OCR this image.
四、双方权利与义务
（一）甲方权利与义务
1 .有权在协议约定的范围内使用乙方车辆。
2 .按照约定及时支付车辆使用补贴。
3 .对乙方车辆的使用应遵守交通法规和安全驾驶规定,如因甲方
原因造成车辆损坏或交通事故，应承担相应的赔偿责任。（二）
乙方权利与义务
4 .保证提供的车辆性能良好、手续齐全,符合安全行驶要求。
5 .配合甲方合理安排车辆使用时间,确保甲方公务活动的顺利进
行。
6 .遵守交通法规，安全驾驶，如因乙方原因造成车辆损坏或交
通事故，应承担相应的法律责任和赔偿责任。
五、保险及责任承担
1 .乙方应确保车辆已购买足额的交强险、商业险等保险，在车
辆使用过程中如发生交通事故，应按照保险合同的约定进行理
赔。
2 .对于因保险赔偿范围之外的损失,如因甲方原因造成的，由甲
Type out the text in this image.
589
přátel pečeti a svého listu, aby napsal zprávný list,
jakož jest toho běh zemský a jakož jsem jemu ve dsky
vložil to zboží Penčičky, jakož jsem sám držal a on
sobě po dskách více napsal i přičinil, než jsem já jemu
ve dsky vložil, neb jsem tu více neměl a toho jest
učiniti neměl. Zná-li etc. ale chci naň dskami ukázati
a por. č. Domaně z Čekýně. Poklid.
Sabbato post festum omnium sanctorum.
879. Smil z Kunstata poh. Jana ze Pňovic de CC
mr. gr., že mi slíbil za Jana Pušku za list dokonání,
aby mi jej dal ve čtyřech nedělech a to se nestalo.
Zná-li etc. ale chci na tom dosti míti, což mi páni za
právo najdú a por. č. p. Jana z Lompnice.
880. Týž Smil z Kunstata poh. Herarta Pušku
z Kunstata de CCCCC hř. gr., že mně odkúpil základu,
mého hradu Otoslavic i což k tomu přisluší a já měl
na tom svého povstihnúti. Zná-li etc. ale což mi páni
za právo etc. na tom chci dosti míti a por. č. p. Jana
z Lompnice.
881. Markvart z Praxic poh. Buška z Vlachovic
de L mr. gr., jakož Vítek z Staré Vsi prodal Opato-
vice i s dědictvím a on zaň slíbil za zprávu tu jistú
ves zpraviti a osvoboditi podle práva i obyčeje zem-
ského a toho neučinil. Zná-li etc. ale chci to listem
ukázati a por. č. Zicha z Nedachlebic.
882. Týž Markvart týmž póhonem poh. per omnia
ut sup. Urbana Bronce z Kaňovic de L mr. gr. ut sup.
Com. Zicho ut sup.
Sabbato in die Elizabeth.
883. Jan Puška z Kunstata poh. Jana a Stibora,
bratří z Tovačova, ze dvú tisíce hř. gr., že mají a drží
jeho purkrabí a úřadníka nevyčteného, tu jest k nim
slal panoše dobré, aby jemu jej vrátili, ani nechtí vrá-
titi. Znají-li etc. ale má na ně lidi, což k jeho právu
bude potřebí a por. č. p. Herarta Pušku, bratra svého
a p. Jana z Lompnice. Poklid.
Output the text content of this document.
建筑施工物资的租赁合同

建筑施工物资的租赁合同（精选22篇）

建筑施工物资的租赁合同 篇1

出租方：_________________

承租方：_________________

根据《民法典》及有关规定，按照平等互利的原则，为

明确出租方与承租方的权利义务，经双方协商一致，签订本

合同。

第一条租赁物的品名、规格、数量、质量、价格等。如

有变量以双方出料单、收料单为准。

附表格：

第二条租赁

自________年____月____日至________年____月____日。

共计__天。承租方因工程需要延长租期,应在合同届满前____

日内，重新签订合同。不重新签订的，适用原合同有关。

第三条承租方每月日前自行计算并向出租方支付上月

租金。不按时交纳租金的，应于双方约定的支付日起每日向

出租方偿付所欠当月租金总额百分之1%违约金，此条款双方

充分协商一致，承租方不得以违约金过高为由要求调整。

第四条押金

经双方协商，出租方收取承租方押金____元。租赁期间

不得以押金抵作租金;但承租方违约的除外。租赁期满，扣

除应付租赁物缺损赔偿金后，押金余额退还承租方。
==========
Display every line of the listing that contains the string "jakož".

_Correct response_:
jakož jest toho běh zemský a jakož jsem jemu ve dsky
vložil to zboží Penčičky, jakož jsem sám držal a on
de L mr. gr., jakož Vítek z Staré Vsi prodal Opato-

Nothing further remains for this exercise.